TASK STATEMENT: Restate each of the lines below word for word and drop every picture.

INFORMATION GIVEN:
[Begin]
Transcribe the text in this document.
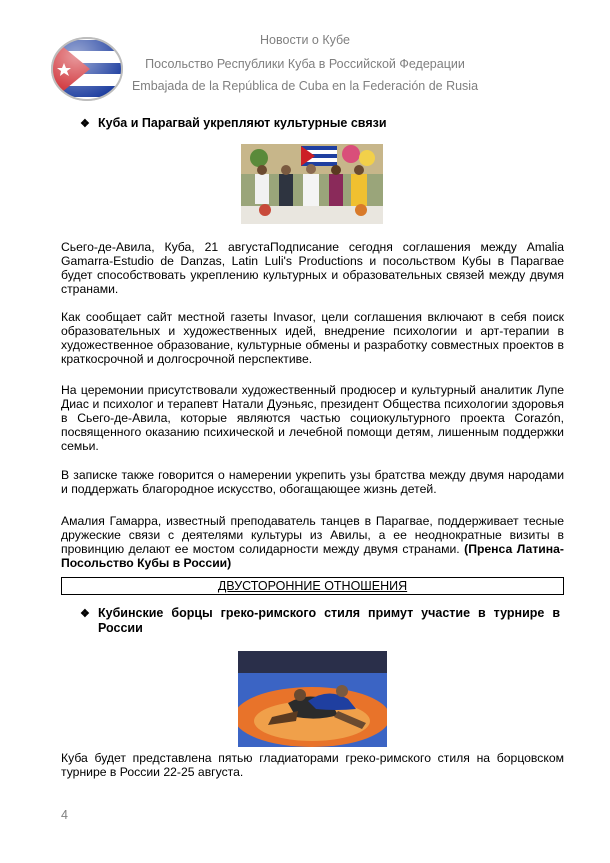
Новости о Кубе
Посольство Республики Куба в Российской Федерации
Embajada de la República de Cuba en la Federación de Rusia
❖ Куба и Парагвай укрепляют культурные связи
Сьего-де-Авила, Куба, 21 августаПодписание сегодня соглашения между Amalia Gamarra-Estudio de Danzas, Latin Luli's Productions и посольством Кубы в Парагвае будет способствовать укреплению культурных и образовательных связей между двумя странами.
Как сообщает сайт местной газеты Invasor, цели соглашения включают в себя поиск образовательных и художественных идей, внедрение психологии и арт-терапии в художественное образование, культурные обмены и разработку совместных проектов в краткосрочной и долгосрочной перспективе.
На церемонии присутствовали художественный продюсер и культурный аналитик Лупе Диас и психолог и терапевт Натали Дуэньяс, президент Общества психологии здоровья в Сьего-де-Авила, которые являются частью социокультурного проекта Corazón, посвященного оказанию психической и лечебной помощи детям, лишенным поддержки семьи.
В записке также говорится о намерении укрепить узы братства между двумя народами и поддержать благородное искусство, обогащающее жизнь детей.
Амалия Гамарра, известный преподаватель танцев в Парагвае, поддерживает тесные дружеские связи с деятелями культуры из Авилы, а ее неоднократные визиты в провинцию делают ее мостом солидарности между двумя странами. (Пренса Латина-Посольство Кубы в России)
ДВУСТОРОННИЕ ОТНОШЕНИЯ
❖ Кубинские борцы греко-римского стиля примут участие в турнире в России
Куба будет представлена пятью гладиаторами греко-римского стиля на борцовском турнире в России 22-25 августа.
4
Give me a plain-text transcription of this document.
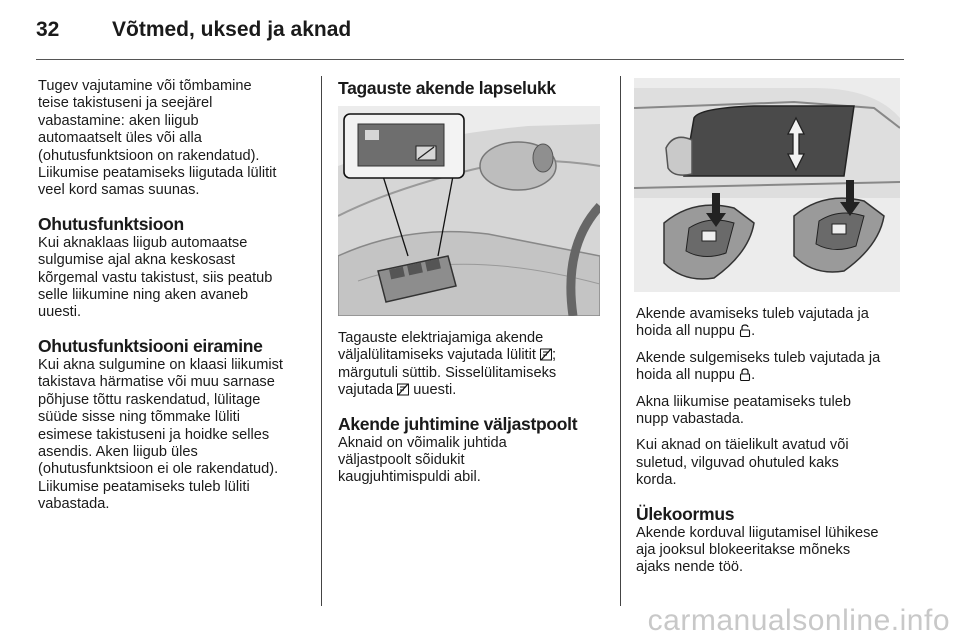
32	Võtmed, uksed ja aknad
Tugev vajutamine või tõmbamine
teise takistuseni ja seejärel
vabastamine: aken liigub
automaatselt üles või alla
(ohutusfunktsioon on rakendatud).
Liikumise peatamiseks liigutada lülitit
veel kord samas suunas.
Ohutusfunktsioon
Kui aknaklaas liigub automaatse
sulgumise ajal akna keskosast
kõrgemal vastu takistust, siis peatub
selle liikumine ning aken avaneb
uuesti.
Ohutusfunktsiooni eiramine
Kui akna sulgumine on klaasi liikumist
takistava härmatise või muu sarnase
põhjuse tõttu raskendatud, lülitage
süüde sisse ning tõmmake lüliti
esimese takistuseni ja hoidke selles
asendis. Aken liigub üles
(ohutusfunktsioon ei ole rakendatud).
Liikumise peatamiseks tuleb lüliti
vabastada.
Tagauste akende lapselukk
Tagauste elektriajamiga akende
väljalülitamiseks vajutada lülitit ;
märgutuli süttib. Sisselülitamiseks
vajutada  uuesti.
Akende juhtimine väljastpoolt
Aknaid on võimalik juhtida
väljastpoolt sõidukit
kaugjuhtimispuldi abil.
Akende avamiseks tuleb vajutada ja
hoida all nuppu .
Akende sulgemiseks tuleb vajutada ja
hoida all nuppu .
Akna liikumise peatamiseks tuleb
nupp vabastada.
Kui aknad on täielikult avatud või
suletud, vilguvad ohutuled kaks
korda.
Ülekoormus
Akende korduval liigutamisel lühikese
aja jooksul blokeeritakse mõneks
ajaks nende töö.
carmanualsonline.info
[End]
RESULT FOR THIS EXERCISE:
Transcribe the text in this document.
Новости о Кубе
Посольство Республики Куба в Российской Федерации
Embajada de la República de Cuba en la Federación de Rusia
❖ Куба и Парагвай укрепляют культурные связи
Сьего-де-Авила, Куба, 21 августаПодписание сегодня соглашения между Amalia Gamarra-Estudio de Danzas, Latin Luli's Productions и посольством Кубы в Парагвае будет способствовать укреплению культурных и образовательных связей между двумя странами.
Как сообщает сайт местной газеты Invasor, цели соглашения включают в себя поиск образовательных и художественных идей, внедрение психологии и арт-терапии в художественное образование, культурные обмены и разработку совместных проектов в краткосрочной и долгосрочной перспективе.
На церемонии присутствовали художественный продюсер и культурный аналитик Лупе Диас и психолог и терапевт Натали Дуэньяс, президент Общества психологии здоровья в Сьего-де-Авила, которые являются частью социокультурного проекта Corazón, посвященного оказанию психической и лечебной помощи детям, лишенным поддержки семьи.
В записке также говорится о намерении укрепить узы братства между двумя народами и поддержать благородное искусство, обогащающее жизнь детей.
Амалия Гамарра, известный преподаватель танцев в Парагвае, поддерживает тесные дружеские связи с деятелями культуры из Авилы, а ее неоднократные визиты в провинцию делают ее мостом солидарности между двумя странами. (Пренса Латина-Посольство Кубы в России)
ДВУСТОРОННИЕ ОТНОШЕНИЯ
❖ Кубинские борцы греко-римского стиля примут участие в турнире в России
Куба будет представлена пятью гладиаторами греко-римского стиля на борцовском турнире в России 22-25 августа.
4
Give me a plain-text transcription of this document.
32	Võtmed, uksed ja aknad
Tugev vajutamine või tõmbamine
teise takistuseni ja seejärel
vabastamine: aken liigub
automaatselt üles või alla
(ohutusfunktsioon on rakendatud).
Liikumise peatamiseks liigutada lülitit
veel kord samas suunas.
Ohutusfunktsioon
Kui aknaklaas liigub automaatse
sulgumise ajal akna keskosast
kõrgemal vastu takistust, siis peatub
selle liikumine ning aken avaneb
uuesti.
Ohutusfunktsiooni eiramine
Kui akna sulgumine on klaasi liikumist
takistava härmatise või muu sarnase
põhjuse tõttu raskendatud, lülitage
süüde sisse ning tõmmake lüliti
esimese takistuseni ja hoidke selles
asendis. Aken liigub üles
(ohutusfunktsioon ei ole rakendatud).
Liikumise peatamiseks tuleb lüliti
vabastada.
Tagauste akende lapselukk
Tagauste elektriajamiga akende
väljalülitamiseks vajutada lülitit ;
märgutuli süttib. Sisselülitamiseks
vajutada  uuesti.
Akende juhtimine väljastpoolt
Aknaid on võimalik juhtida
väljastpoolt sõidukit
kaugjuhtimispuldi abil.
Akende avamiseks tuleb vajutada ja
hoida all nuppu .
Akende sulgemiseks tuleb vajutada ja
hoida all nuppu .
Akna liikumise peatamiseks tuleb
nupp vabastada.
Kui aknad on täielikult avatud või
suletud, vilguvad ohutuled kaks
korda.
Ülekoormus
Akende korduval liigutamisel lühikese
aja jooksul blokeeritakse mõneks
ajaks nende töö.
carmanualsonline.info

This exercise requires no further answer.